Europa także (podobnie jak Azja) miała w
swoich dziejach kilka tradycji mistycznych.
Najbardziej znanym europejskim ruchem
duchowym jest chrześcijaństwo. W jego ramach możemy wyróżnić
dwa podstawowe nurty:
1) tradycje mistyczną - zmierzającą
bardziej do faktycznego przeżywania duchowej rzeczywistości, niż
do prób skrystalizowania dogmatów i przepisów; bardziej polegającą
na intuicji i łasce, niż na podejściu rozumowym, ewentualnie -
łączącą podejście rozumowe z praktyka mistycyzmu;
2) tradycje hierarchiczną - wywodzącą się początkowo z
chrześcijaństwa duchowego i mistycznego, ale z czasem rozwijającą
się swoim własnym torem, odchodząc zazwyczaj od faktycznego doświadczania
wymiarów duchowych.

———

→ Treść zadania A
Wypisz bez żadnych zmian wiersze z rekordów: wszystko od wiersza, w którym jest "header-presale: پیش فروش xyxy=(392,2,584,28)", w dół aż po wiersz z "delivery-delay-cash-value: ٪۲/۵ماهیانه xyxy=(625,544,689,557)", łącznie z oboma.

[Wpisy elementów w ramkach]
———

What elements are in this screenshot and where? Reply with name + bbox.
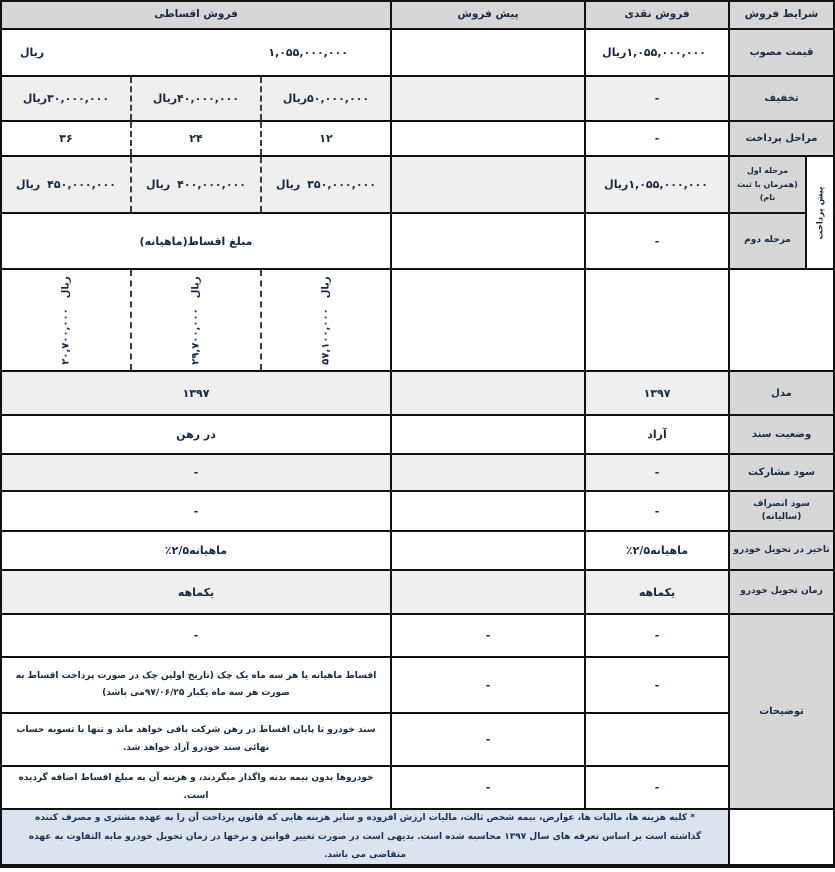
header-presale: پیش فروش xyxy=(392,2,584,28)
rial-unit: ریال xyxy=(22,92,48,105)
stage1-12mo xyxy=(260,157,390,212)
delivery-delay-cash xyxy=(586,532,728,569)
cancellation-profit-cash: - xyxy=(586,492,728,530)
delivery-delay-cash-value: ٪۲/۵ماهیانه xyxy=(625,544,689,557)
note3-installment: سند خودرو تا پایان اقساط در رهن شرکت باقی خواهد ماند و تنها با تسویه حساب نهائی سند خودرو آزاد خواهد شد. xyxy=(2,714,390,765)
payment-stages-presale xyxy=(392,122,584,155)
rial-unit: ریال xyxy=(604,178,629,191)
prepayment-strip-label: پیش پرداخت xyxy=(814,186,825,239)
payment-stages-installment xyxy=(2,122,390,155)
document-status-label: وضعیت سند xyxy=(730,416,833,453)
stages-24-value: ۲۴ xyxy=(189,132,203,145)
delivery-delay-installment xyxy=(2,532,390,569)
stages-24 xyxy=(130,122,260,155)
footnote-text: * کلیه هزینه ها، مالیات ها، عوارض، بیمه شخص ثالث، مالیات ارزش افزوده و سایر هزینه هایی که قانون پرداخت آن را به عهده مشتری و مصرف کننده گذاشته است بر اساس تعرفه های سال ۱۳۹۷ محاسبه شده است. بدیهی است در صورت تغییر قوانین و نرخها در زمان تحویل خودرو مابه التفاوت به عهده متقاضی می باشد. xyxy=(2,810,728,864)
approved-price-presale xyxy=(392,30,584,75)
model-label: مدل xyxy=(730,372,833,414)
monthly-36mo xyxy=(2,270,130,370)
header-cash-sale: فروش نقدی xyxy=(586,2,728,28)
model-installment: ۱۳۹۷ xyxy=(2,372,390,414)
model-cash: ۱۳۹۷ xyxy=(586,372,728,414)
approved-price-cash-value: ۱,۰۵۵,۰۰۰,۰۰۰ xyxy=(626,46,706,59)
note4-cash: - xyxy=(586,767,728,808)
participation-profit-label: سود مشارکت xyxy=(730,455,833,490)
prepayment-stage2-label: مرحله دوم xyxy=(730,214,805,268)
prepayment-stage2-presale xyxy=(392,214,584,268)
note2-cash: - xyxy=(586,658,728,712)
footer-corner-cell xyxy=(730,810,833,864)
note1-cash: - xyxy=(586,615,728,656)
note1-presale: - xyxy=(392,615,584,656)
monthly-24mo-value: ۲۹,۷۰۰,۰۰۰ xyxy=(190,307,202,365)
cancellation-profit-installment: - xyxy=(2,492,390,530)
note3-presale: - xyxy=(392,714,584,765)
model-presale xyxy=(392,372,584,414)
delivery-delay-installment-value: ٪۲/۵ماهیانه xyxy=(164,544,228,557)
rial-unit: ریال xyxy=(282,92,308,105)
delivery-delay-label: تاخیر در تحویل خودرو xyxy=(730,532,833,569)
monthly-amounts-labelcell xyxy=(730,270,833,370)
monthly-amounts-cash xyxy=(586,270,728,370)
participation-profit-presale xyxy=(392,455,584,490)
document-status-presale xyxy=(392,416,584,453)
rial-unit: ریال xyxy=(146,178,171,191)
monthly-24mo xyxy=(130,270,260,370)
delivery-time-presale xyxy=(392,571,584,613)
approved-price-installment xyxy=(2,30,390,75)
note4-installment: خودروها بدون بیمه بدنه واگذار میگردند، و هزینه آن به مبلغ اقساط اضافه گردیده است. xyxy=(2,767,390,808)
notes-label: توضیحات xyxy=(730,615,833,808)
approved-price-label: قیمت مصوب xyxy=(730,30,833,75)
approved-price-cash xyxy=(586,30,728,75)
participation-profit-cash: - xyxy=(586,455,728,490)
header-conditions: شرایط فروش xyxy=(730,2,833,28)
discount-24mo-value: ۴۰,۰۰۰,۰۰۰ xyxy=(177,92,240,105)
delivery-time-installment: یکماهه xyxy=(2,571,390,613)
monthly-12mo-value: ۵۷,۱۰۰,۰۰۰ xyxy=(320,307,332,365)
rial-unit: ریال xyxy=(602,46,627,59)
prepayment-stage1-cash xyxy=(586,157,728,212)
stages-12 xyxy=(260,122,390,155)
monthly-36mo-value: ۲۰,۷۰۰,۰۰۰ xyxy=(60,307,72,365)
stage1-36mo-value: ۴۵۰,۰۰۰,۰۰۰ xyxy=(47,178,116,191)
prepayment-strip xyxy=(807,157,833,268)
prepayment-stage1-presale xyxy=(392,157,584,212)
note2-presale: - xyxy=(392,658,584,712)
approved-price-installment-value: ۱,۰۵۵,۰۰۰,۰۰۰ xyxy=(268,46,348,59)
cancellation-profit-presale xyxy=(392,492,584,530)
discount-label: تخفیف xyxy=(730,77,833,120)
participation-profit-installment: - xyxy=(2,455,390,490)
rial-unit: ریال xyxy=(60,275,72,298)
delivery-time-cash: یکماهه xyxy=(586,571,728,613)
cancellation-profit-label: سود انصراف (سالیانه) xyxy=(730,492,833,530)
monthly-12mo-rotated xyxy=(321,276,332,364)
note2-installment: اقساط ماهیانه یا هر سه ماه یک چک (تاریخ اولین چک در صورت پرداخت اقساط به صورت هر سه ماه یکبار ۹۷/۰۶/۲۵می باشد) xyxy=(2,658,390,712)
prepayment-stage2-cash: - xyxy=(586,214,728,268)
discount-36mo xyxy=(2,77,130,120)
stages-12-value: ۱۲ xyxy=(319,132,333,145)
prepayment-stage1-label: مرحله اول (همزمان با ثبت نام) xyxy=(730,157,805,212)
stage1-24mo xyxy=(130,157,260,212)
monthly-36mo-rotated xyxy=(61,276,72,364)
document-status-cash: آزاد xyxy=(586,416,728,453)
discount-12mo xyxy=(260,77,390,120)
prepayment-stage2-installment: مبلغ اقساط(ماهیانه) xyxy=(2,214,390,268)
monthly-12mo xyxy=(260,270,390,370)
discount-presale xyxy=(392,77,584,120)
rial-unit: ریال xyxy=(152,92,178,105)
stage1-24mo-value: ۴۰۰,۰۰۰,۰۰۰ xyxy=(177,178,246,191)
monthly-amounts-presale xyxy=(392,270,584,370)
rial-unit: ریال xyxy=(20,46,45,59)
discount-12mo-value: ۵۰,۰۰۰,۰۰۰ xyxy=(307,92,370,105)
rial-unit: ریال xyxy=(276,178,301,191)
discount-24mo xyxy=(130,77,260,120)
payment-stages-label: مراحل پرداخت xyxy=(730,122,833,155)
stages-36-value: ۳۶ xyxy=(59,132,73,145)
rial-unit: ریال xyxy=(16,178,41,191)
delivery-delay-presale xyxy=(392,532,584,569)
prepayment-stage1-installment xyxy=(2,157,390,212)
prepayment-stage1-cash-value: ۱,۰۵۵,۰۰۰,۰۰۰ xyxy=(628,178,708,191)
document-status-installment: در رهن xyxy=(2,416,390,453)
stage1-36mo xyxy=(2,157,130,212)
note4-presale: - xyxy=(392,767,584,808)
rial-unit: ریال xyxy=(190,275,202,298)
payment-stages-cash: - xyxy=(586,122,728,155)
delivery-time-label: زمان تحویل خودرو xyxy=(730,571,833,613)
discount-installment xyxy=(2,77,390,120)
stages-36 xyxy=(2,122,130,155)
monthly-24mo-rotated xyxy=(191,276,202,364)
note3-cash xyxy=(586,714,728,765)
discount-36mo-value: ۳۰,۰۰۰,۰۰۰ xyxy=(47,92,110,105)
monthly-amounts-installment xyxy=(2,270,390,370)
rial-unit: ریال xyxy=(320,275,332,298)
note1-installment: - xyxy=(2,615,390,656)
header-installment-sale: فروش اقساطی xyxy=(2,2,390,28)
stage1-12mo-value: ۳۵۰,۰۰۰,۰۰۰ xyxy=(307,178,376,191)
discount-cash: - xyxy=(586,77,728,120)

———

→ Treść zadania B
Przetłumacz na angielski to zdanie z tekstu o tradycjach mistycznych Europy: "Najbardziej znanym europejskim ruchem duchowym jest chrześcijaństwo."

→ Wynik A
header-presale: پیش فروش xyxy=(392,2,584,28)
rial-unit: ریال xyxy=(22,92,48,105)
stage1-12mo xyxy=(260,157,390,212)
delivery-delay-cash xyxy=(586,532,728,569)
cancellation-profit-cash: - xyxy=(586,492,728,530)
delivery-delay-cash-value: ٪۲/۵ماهیانه xyxy=(625,544,689,557)

→ Wynik B
The best-known European spiritual movement is Christianity.